→ What is asked
Report how many lines in the records below contain the word "image". Give only the number.

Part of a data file

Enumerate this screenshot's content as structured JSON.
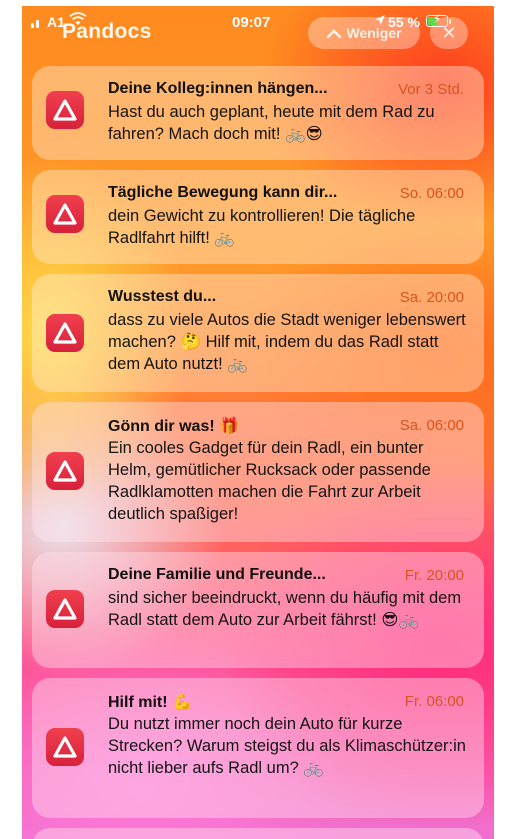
{
  "status_bar": {
    "carrier": "A1",
    "time": "09:07",
    "battery_percent": "55 %",
    "app_name": "Pandocs",
    "less_button": "Weniger",
    "close_symbol": "✕",
    "wifi_icon": "wifi-icon",
    "battery_level": 0.55,
    "battery_color": "#5dd84a"
  },
  "app": {
    "icon_color": "#e2283f",
    "timestamp_color": "#d8541e"
  },
  "notifications": [
    {
      "title": "Deine Kolleg:innen hängen...",
      "timestamp": "Vor 3 Std.",
      "body": "Hast du auch geplant, heute mit dem Rad zu fahren? Mach doch mit! 🚲😎"
    },
    {
      "title": "Tägliche Bewegung kann dir...",
      "timestamp": "So. 06:00",
      "body": "dein Gewicht zu kontrollieren! Die tägliche Radlfahrt hilft! 🚲"
    },
    {
      "title": "Wusstest du...",
      "timestamp": "Sa. 20:00",
      "body": "dass zu viele Autos die Stadt weniger lebenswert machen? 🤔 Hilf mit, indem du das Radl statt dem Auto nutzt! 🚲"
    },
    {
      "title": "Gönn dir was! 🎁",
      "timestamp": "Sa. 06:00",
      "body": "Ein cooles Gadget für dein Radl, ein bunter Helm, gemütlicher Rucksack oder passende Radlklamotten machen die Fahrt zur Arbeit deutlich spaßiger!"
    },
    {
      "title": "Deine Familie und Freunde...",
      "timestamp": "Fr. 20:00",
      "body": "sind sicher beeindruckt, wenn du häufig mit dem Radl statt dem Auto zur Arbeit fährst! 😎🚲"
    },
    {
      "title": "Hilf mit! 💪",
      "timestamp": "Fr. 06:00",
      "body": "Du nutzt immer noch dein Auto für kurze Strecken? Warum steigst du als Klimaschützer:in nicht lieber aufs Radl um? 🚲"
    }
  ]
}
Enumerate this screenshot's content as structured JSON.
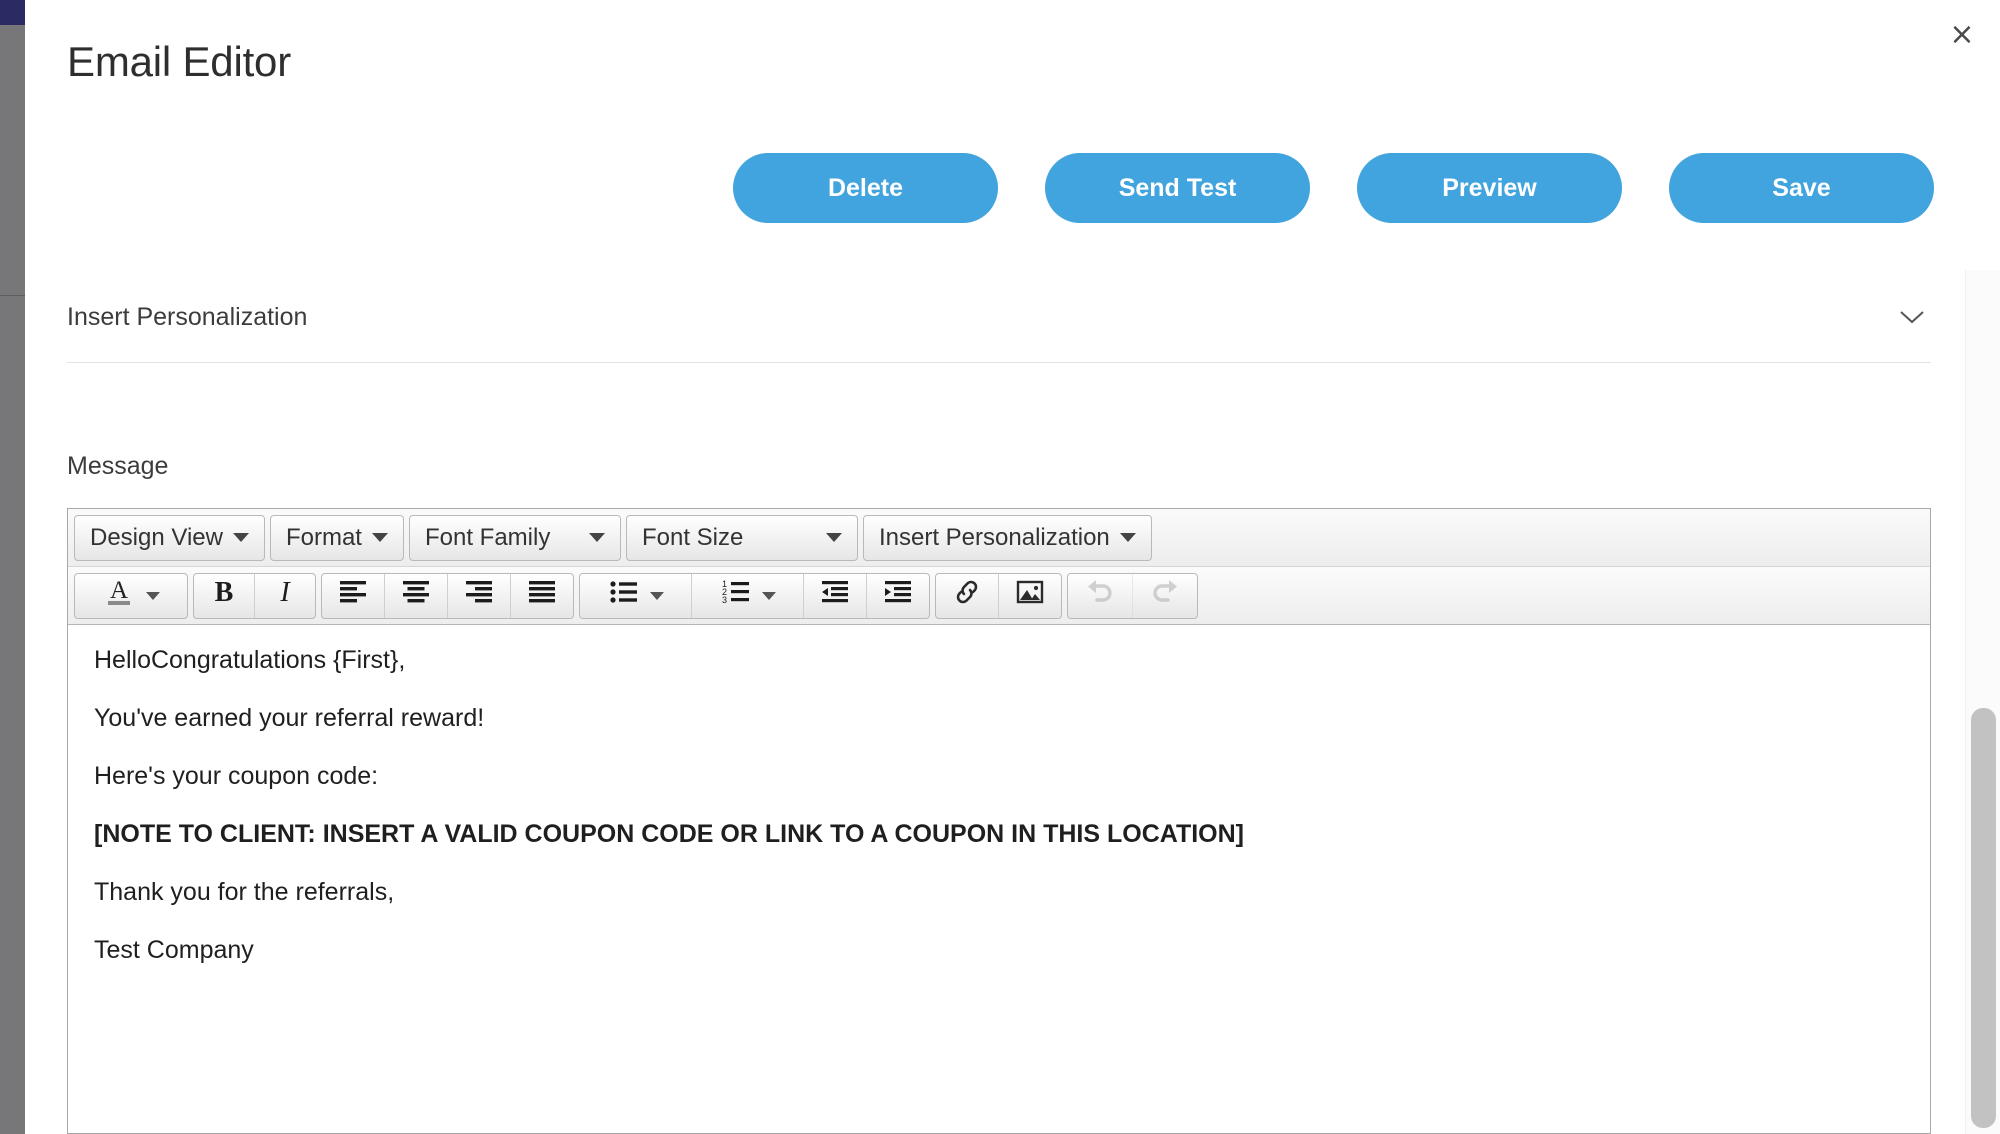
{
  "window": {
    "title": "Email Editor",
    "close_label": "×"
  },
  "actions": {
    "delete_label": "Delete",
    "send_test_label": "Send Test",
    "preview_label": "Preview",
    "save_label": "Save",
    "button_color": "#41a4df",
    "button_text_color": "#ffffff"
  },
  "personalization_accordion": {
    "label": "Insert Personalization",
    "chevron_icon": "chevron-down-icon",
    "expanded": false
  },
  "message": {
    "label": "Message",
    "toolbar_row1": [
      {
        "label": "Design View",
        "icon": "chevron-down-icon",
        "has_caret": true,
        "name": "design-view"
      },
      {
        "label": "Format",
        "icon": "chevron-down-icon",
        "has_caret": true,
        "name": "format"
      },
      {
        "label": "Font Family",
        "icon": "chevron-down-icon",
        "has_caret": true,
        "name": "font-family"
      },
      {
        "label": "Font Size",
        "icon": "chevron-down-icon",
        "has_caret": true,
        "name": "font-size"
      },
      {
        "label": "Insert Personalization",
        "icon": "chevron-down-icon",
        "has_caret": true,
        "name": "insert-personalization"
      }
    ],
    "toolbar_row2": [
      {
        "icon": "text-color-icon",
        "has_caret": true,
        "name": "text-color",
        "disabled": false
      },
      {
        "icon": "bold-icon",
        "has_caret": false,
        "name": "bold",
        "disabled": false
      },
      {
        "icon": "italic-icon",
        "has_caret": false,
        "name": "italic",
        "disabled": false
      },
      {
        "icon": "align-left-icon",
        "has_caret": false,
        "name": "align-left",
        "disabled": false
      },
      {
        "icon": "align-center-icon",
        "has_caret": false,
        "name": "align-center",
        "disabled": false
      },
      {
        "icon": "align-right-icon",
        "has_caret": false,
        "name": "align-right",
        "disabled": false
      },
      {
        "icon": "align-justify-icon",
        "has_caret": false,
        "name": "align-justify",
        "disabled": false
      },
      {
        "icon": "bullet-list-icon",
        "has_caret": true,
        "name": "bullet-list",
        "disabled": false
      },
      {
        "icon": "numbered-list-icon",
        "has_caret": true,
        "name": "numbered-list",
        "disabled": false
      },
      {
        "icon": "outdent-icon",
        "has_caret": false,
        "name": "outdent",
        "disabled": false
      },
      {
        "icon": "indent-icon",
        "has_caret": false,
        "name": "indent",
        "disabled": false
      },
      {
        "icon": "link-icon",
        "has_caret": false,
        "name": "insert-link",
        "disabled": false
      },
      {
        "icon": "image-icon",
        "has_caret": false,
        "name": "insert-image",
        "disabled": false
      },
      {
        "icon": "undo-icon",
        "has_caret": false,
        "name": "undo",
        "disabled": true
      },
      {
        "icon": "redo-icon",
        "has_caret": false,
        "name": "redo",
        "disabled": true
      }
    ],
    "body_lines": [
      {
        "text": "HelloCongratulations {First},",
        "bold": false
      },
      {
        "text": "You've earned your referral reward!",
        "bold": false
      },
      {
        "text": "Here's your coupon code:",
        "bold": false
      },
      {
        "text": "[NOTE TO CLIENT: INSERT A VALID COUPON CODE OR LINK TO A COUPON IN THIS LOCATION]",
        "bold": true
      },
      {
        "text": "Thank you for the referrals,",
        "bold": false
      },
      {
        "text": "Test Company",
        "bold": false
      }
    ]
  },
  "scrollbar": {
    "orientation": "vertical",
    "thumb_color": "#c2c2c2"
  }
}
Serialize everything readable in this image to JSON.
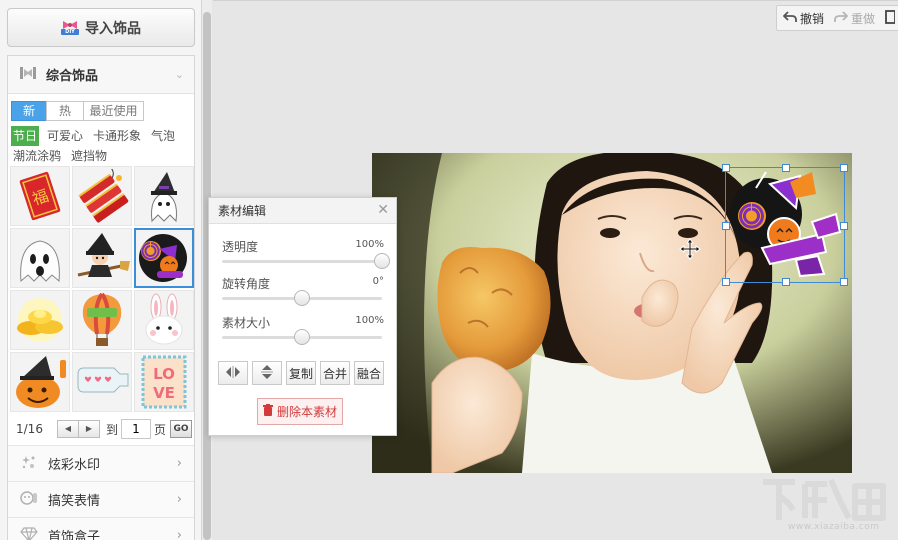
{
  "sidebar": {
    "import_label": "导入饰品",
    "panel_title": "综合饰品",
    "tabs": [
      {
        "label": "新",
        "active": true
      },
      {
        "label": "热",
        "active": false
      },
      {
        "label": "最近使用",
        "active": false
      }
    ],
    "categories": [
      {
        "label": "节日",
        "active": true
      },
      {
        "label": "可爱心",
        "active": false
      },
      {
        "label": "卡通形象",
        "active": false
      },
      {
        "label": "气泡",
        "active": false
      },
      {
        "label": "潮流涂鸦",
        "active": false
      },
      {
        "label": "遮挡物",
        "active": false
      }
    ],
    "stickers": [
      "red-envelope-fu-icon",
      "firecrackers-icon",
      "ghost-witch-hat-icon",
      "ghost-icon",
      "witch-broom-icon",
      "halloween-lollipop-icon",
      "gold-ingots-icon",
      "hot-air-balloon-icon",
      "bunny-icon",
      "pumpkin-icon",
      "message-bottle-icon",
      "love-stamp-icon"
    ],
    "pager": {
      "page_indicator": "1/16",
      "to_label": "到",
      "page_input": "1",
      "page_suffix": "页",
      "go_label": "GO"
    },
    "menu_items": [
      {
        "label": "炫彩水印",
        "icon": "sparkle-icon"
      },
      {
        "label": "搞笑表情",
        "icon": "face-icon"
      },
      {
        "label": "首饰盒子",
        "icon": "diamond-icon"
      }
    ]
  },
  "toolbar": {
    "undo_label": "撤销",
    "redo_label": "重做"
  },
  "editor": {
    "title": "素材编辑",
    "sliders": [
      {
        "label": "透明度",
        "value": "100%",
        "level": 1.0
      },
      {
        "label": "旋转角度",
        "value": "0°",
        "level": 0.5
      },
      {
        "label": "素材大小",
        "value": "100%",
        "level": 0.5
      }
    ],
    "tools": {
      "flip_h": "flip-horizontal-icon",
      "flip_v": "flip-vertical-icon",
      "copy_label": "复制",
      "merge_label": "合并",
      "blend_label": "融合"
    },
    "delete_label": "删除本素材"
  },
  "watermark": {
    "site": "www.xiazaiba.com"
  },
  "colors": {
    "accent_blue": "#4aa3e8",
    "active_green": "#4cae4c",
    "delete_red": "#d23b3b",
    "selection_blue": "#3f8ad6"
  }
}
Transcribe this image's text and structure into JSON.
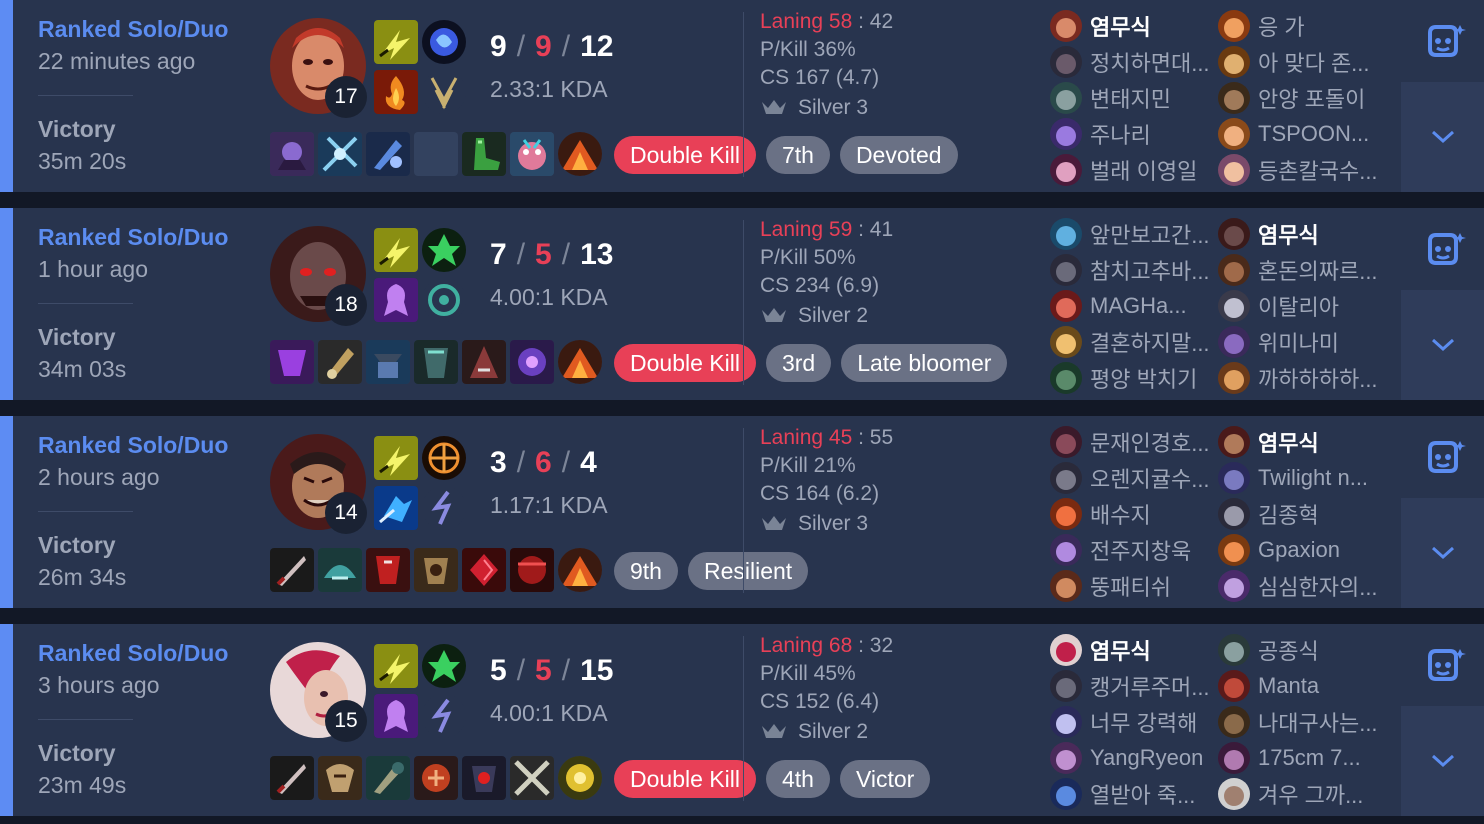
{
  "colors": {
    "accent": "#5d8cf3",
    "win_text": "#5b8cf0",
    "death_red": "#e84057",
    "card_bg": "#28344e",
    "page_bg": "#121826"
  },
  "matches": [
    {
      "queue": "Ranked Solo/Duo",
      "ago": "22 minutes ago",
      "result": "Victory",
      "duration": "35m 20s",
      "level": "17",
      "kills": "9",
      "deaths": "9",
      "assists": "12",
      "kda_ratio": "2.33:1 KDA",
      "laning_label": "Laning",
      "laning_a": "58",
      "laning_sep": " : ",
      "laning_b": "42",
      "pkill": "P/Kill 36%",
      "cs": "CS 167 (4.7)",
      "tier": "Silver 3",
      "badges": [
        "Double Kill",
        "7th",
        "Devoted"
      ],
      "team1": [
        "염무식",
        "정치하면대...",
        "변태지민",
        "주나리",
        "벌래 이영일"
      ],
      "team2": [
        "응 가",
        "아 맞다 존...",
        "안양 포돌이",
        "TSPOON...",
        "등촌칼국수..."
      ]
    },
    {
      "queue": "Ranked Solo/Duo",
      "ago": "1 hour ago",
      "result": "Victory",
      "duration": "34m 03s",
      "level": "18",
      "kills": "7",
      "deaths": "5",
      "assists": "13",
      "kda_ratio": "4.00:1 KDA",
      "laning_label": "Laning",
      "laning_a": "59",
      "laning_sep": " : ",
      "laning_b": "41",
      "pkill": "P/Kill 50%",
      "cs": "CS 234 (6.9)",
      "tier": "Silver 2",
      "badges": [
        "Double Kill",
        "3rd",
        "Late bloomer"
      ],
      "team1": [
        "앞만보고간...",
        "참치고추바...",
        "MAGHa...",
        "결혼하지말...",
        "평양 박치기"
      ],
      "team2": [
        "염무식",
        "혼돈의짜르...",
        "이탈리아",
        "위미나미",
        "까하하하하..."
      ]
    },
    {
      "queue": "Ranked Solo/Duo",
      "ago": "2 hours ago",
      "result": "Victory",
      "duration": "26m 34s",
      "level": "14",
      "kills": "3",
      "deaths": "6",
      "assists": "4",
      "kda_ratio": "1.17:1 KDA",
      "laning_label": "Laning",
      "laning_a": "45",
      "laning_sep": " : ",
      "laning_b": "55",
      "pkill": "P/Kill 21%",
      "cs": "CS 164 (6.2)",
      "tier": "Silver 3",
      "badges": [
        "9th",
        "Resilient"
      ],
      "team1": [
        "문재인경호...",
        "오렌지귤수...",
        "배수지",
        "전주지창욱",
        "뚱패티쉬"
      ],
      "team2": [
        "염무식",
        "Twilight n...",
        "김종혁",
        "Gpaxion",
        "심심한자의..."
      ]
    },
    {
      "queue": "Ranked Solo/Duo",
      "ago": "3 hours ago",
      "result": "Victory",
      "duration": "23m 49s",
      "level": "15",
      "kills": "5",
      "deaths": "5",
      "assists": "15",
      "kda_ratio": "4.00:1 KDA",
      "laning_label": "Laning",
      "laning_a": "68",
      "laning_sep": " : ",
      "laning_b": "32",
      "pkill": "P/Kill 45%",
      "cs": "CS 152 (6.4)",
      "tier": "Silver 2",
      "badges": [
        "Double Kill",
        "4th",
        "Victor"
      ],
      "team1": [
        "염무식",
        "캥거루주머...",
        "너무 강력해",
        "YangRyeon",
        "열받아 죽..."
      ],
      "team2": [
        "공종식",
        "Manta",
        "나대구사는...",
        "175cm 7...",
        "겨우 그까..."
      ]
    }
  ]
}
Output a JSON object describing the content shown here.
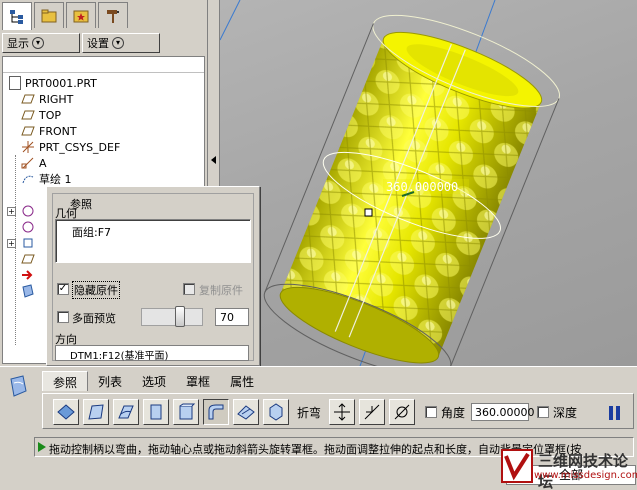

→ Full solution
4